- DESCRIPTION OF THE TASK:
Find every line of the listing below where "from" appears, and copy it.

- RECORDS SHOWN:

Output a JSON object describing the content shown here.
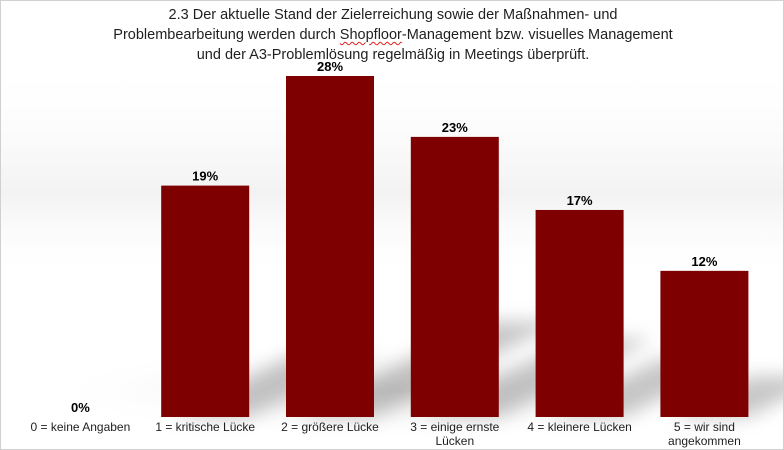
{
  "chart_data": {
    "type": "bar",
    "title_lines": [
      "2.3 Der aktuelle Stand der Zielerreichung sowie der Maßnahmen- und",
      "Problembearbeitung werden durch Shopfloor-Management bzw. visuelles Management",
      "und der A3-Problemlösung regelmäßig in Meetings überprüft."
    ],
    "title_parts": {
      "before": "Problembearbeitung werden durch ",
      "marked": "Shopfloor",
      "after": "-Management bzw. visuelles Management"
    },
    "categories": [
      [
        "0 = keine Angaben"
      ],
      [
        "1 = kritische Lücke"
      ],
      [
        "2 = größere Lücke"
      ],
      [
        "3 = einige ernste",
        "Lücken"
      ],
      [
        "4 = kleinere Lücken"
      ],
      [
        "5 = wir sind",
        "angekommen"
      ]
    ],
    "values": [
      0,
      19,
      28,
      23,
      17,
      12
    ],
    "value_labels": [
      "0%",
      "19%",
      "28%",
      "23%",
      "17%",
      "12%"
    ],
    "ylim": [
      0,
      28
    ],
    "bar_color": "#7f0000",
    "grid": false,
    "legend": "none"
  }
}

--

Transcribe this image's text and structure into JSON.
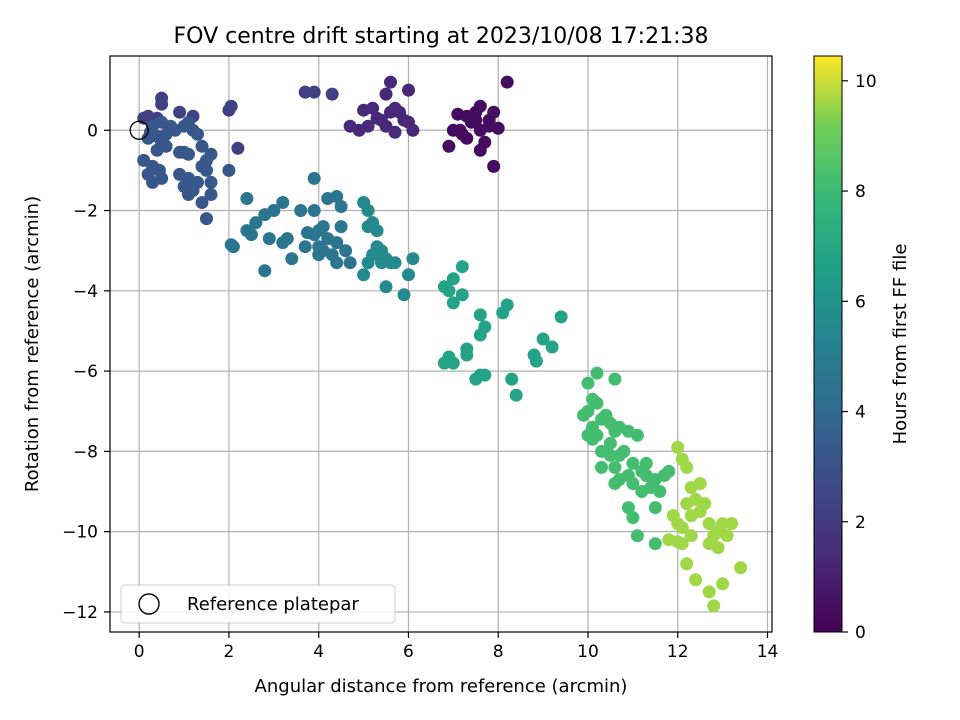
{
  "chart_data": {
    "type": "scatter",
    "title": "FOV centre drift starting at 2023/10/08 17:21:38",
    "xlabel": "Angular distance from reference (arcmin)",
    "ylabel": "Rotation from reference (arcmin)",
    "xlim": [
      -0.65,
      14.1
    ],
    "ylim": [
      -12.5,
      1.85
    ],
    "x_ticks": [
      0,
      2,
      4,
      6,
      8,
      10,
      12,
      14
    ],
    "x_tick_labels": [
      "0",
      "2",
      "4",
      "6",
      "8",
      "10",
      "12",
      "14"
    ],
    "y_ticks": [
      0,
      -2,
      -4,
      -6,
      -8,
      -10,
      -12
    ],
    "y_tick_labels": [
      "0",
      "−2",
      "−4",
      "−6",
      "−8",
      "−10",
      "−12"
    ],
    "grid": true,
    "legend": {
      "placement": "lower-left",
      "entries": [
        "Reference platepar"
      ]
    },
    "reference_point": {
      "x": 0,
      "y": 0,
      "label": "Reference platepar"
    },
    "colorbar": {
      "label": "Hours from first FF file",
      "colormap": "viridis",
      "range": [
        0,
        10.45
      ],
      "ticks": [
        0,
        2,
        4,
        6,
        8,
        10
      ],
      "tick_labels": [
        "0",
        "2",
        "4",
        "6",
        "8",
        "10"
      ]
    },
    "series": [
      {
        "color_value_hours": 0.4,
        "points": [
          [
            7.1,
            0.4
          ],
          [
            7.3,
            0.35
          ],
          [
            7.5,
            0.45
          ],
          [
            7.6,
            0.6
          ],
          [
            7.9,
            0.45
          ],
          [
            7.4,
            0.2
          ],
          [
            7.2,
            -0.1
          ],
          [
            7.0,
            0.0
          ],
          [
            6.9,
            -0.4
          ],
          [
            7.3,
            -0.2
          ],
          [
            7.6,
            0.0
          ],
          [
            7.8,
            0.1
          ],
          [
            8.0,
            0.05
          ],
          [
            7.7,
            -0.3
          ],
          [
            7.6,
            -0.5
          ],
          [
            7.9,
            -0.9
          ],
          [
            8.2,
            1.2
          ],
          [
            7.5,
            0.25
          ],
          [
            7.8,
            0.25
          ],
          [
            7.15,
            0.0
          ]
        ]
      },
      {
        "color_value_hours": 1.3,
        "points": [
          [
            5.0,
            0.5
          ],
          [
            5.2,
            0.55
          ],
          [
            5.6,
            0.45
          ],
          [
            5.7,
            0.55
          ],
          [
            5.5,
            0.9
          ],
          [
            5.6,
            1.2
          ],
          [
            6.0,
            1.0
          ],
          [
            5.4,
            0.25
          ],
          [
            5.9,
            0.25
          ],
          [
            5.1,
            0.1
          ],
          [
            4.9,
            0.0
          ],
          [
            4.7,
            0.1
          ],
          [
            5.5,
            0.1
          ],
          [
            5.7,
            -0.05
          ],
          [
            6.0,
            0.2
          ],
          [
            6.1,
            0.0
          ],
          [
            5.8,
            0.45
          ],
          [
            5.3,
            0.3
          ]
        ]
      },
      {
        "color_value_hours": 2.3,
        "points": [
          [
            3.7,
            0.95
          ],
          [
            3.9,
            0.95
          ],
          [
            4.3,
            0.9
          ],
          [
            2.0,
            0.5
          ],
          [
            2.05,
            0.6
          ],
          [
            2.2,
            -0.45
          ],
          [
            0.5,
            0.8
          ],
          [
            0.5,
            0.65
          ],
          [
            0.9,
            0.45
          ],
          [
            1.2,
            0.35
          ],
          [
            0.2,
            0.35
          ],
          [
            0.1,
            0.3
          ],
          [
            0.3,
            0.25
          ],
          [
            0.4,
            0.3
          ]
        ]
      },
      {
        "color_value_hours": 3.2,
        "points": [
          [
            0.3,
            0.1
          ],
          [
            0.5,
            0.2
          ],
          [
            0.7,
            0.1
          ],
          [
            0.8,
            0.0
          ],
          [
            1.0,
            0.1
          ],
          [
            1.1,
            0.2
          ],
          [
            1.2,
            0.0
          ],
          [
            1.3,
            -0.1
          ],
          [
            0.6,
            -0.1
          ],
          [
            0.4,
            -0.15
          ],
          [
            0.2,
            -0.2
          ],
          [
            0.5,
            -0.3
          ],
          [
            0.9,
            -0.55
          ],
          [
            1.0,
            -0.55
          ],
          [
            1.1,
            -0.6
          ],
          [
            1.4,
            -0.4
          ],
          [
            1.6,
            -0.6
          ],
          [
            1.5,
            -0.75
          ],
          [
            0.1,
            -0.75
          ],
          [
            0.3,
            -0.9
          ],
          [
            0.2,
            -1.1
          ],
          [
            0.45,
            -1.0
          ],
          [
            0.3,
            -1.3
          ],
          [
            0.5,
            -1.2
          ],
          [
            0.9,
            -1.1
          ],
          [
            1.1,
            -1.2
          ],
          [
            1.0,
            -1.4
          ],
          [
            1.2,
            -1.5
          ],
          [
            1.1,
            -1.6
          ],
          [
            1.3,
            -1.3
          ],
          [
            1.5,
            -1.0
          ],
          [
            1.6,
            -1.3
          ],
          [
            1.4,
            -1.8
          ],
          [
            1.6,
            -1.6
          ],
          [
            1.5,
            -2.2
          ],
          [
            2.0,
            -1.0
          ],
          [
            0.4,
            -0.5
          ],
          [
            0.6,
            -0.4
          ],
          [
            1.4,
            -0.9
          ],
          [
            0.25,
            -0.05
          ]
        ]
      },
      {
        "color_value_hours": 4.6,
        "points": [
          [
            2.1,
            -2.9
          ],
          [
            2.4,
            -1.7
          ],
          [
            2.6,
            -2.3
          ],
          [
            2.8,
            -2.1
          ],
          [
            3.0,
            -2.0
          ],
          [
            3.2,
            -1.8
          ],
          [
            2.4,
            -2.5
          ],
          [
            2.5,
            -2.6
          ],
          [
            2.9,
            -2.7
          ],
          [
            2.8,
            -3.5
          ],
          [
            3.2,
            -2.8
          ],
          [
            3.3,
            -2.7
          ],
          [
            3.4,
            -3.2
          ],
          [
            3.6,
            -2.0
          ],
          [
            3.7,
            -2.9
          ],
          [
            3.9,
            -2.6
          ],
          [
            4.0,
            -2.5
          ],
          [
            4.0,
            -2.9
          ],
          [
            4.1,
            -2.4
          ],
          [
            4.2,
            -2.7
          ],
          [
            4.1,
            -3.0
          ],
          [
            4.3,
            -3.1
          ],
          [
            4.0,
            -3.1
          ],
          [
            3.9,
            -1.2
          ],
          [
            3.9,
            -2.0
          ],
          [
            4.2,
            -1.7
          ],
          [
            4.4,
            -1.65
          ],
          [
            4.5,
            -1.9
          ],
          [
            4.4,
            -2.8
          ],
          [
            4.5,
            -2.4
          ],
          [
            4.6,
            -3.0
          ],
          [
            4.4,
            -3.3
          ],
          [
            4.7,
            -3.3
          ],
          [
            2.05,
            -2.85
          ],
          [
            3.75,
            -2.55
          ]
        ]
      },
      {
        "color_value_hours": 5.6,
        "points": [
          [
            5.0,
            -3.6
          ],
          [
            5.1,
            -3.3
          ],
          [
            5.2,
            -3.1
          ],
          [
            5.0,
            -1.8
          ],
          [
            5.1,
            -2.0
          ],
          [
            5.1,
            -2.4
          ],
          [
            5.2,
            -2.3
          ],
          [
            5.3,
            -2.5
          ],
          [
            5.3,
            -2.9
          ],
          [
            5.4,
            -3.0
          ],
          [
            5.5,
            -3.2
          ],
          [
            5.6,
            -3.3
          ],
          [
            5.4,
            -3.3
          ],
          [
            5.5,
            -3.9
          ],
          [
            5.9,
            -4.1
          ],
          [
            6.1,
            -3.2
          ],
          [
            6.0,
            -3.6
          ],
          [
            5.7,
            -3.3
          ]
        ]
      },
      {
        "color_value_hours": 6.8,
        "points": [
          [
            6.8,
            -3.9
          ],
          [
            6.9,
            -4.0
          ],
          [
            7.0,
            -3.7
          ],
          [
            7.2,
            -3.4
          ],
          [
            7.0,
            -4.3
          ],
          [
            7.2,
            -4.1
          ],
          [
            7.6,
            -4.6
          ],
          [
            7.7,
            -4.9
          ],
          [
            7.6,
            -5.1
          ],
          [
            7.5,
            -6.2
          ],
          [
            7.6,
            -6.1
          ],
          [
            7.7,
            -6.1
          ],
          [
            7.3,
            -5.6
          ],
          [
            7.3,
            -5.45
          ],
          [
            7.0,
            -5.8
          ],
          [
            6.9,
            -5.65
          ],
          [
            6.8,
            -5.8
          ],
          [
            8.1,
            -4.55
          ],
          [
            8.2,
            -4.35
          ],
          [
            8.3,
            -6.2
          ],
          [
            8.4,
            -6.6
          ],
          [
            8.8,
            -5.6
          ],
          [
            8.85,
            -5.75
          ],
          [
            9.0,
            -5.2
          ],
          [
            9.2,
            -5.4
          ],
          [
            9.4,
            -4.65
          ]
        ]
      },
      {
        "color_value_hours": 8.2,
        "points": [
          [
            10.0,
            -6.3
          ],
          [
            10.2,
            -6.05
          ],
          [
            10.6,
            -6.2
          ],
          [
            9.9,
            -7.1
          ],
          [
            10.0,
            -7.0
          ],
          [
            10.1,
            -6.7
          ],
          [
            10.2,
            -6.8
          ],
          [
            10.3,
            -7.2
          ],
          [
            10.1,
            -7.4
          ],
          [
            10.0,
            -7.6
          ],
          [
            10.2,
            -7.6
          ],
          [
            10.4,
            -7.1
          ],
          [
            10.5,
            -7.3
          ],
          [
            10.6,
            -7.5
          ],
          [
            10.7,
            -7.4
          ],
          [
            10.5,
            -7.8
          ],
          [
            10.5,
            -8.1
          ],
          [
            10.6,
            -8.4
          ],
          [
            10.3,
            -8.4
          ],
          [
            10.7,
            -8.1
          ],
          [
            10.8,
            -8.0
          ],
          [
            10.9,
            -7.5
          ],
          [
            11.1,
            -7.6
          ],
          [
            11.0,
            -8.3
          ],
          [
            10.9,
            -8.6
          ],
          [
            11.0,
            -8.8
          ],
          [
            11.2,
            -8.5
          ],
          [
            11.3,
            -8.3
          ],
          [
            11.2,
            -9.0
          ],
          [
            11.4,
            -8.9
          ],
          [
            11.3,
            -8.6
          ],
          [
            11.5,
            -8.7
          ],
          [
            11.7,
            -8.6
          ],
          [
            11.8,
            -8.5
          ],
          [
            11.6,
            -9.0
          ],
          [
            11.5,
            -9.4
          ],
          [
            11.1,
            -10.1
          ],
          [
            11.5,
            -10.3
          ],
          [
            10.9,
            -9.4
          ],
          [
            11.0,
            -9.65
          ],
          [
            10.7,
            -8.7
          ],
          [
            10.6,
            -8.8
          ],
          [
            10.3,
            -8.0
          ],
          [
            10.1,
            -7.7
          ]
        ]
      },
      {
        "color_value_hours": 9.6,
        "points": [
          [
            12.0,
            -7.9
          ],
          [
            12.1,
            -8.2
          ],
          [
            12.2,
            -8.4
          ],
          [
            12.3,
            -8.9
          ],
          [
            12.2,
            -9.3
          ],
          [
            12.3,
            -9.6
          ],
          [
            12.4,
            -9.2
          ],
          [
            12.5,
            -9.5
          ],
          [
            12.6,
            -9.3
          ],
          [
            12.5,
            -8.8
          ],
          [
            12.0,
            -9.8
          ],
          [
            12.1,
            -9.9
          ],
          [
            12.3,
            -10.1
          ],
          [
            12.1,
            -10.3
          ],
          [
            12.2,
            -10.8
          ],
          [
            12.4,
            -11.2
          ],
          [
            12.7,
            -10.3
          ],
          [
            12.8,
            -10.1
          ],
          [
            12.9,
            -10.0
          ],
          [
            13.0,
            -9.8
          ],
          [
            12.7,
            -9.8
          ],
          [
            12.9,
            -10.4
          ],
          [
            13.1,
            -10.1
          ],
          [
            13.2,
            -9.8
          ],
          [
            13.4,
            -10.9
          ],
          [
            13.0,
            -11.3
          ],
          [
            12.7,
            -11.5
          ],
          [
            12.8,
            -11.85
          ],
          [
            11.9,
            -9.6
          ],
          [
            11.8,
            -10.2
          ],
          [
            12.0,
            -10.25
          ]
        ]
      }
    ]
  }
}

- RESPONSE TO THE EXERCISE:
    "xlabel": "Angular distance from reference (arcmin)",
    "ylabel": "Rotation from reference (arcmin)",
      "label": "Hours from first FF file",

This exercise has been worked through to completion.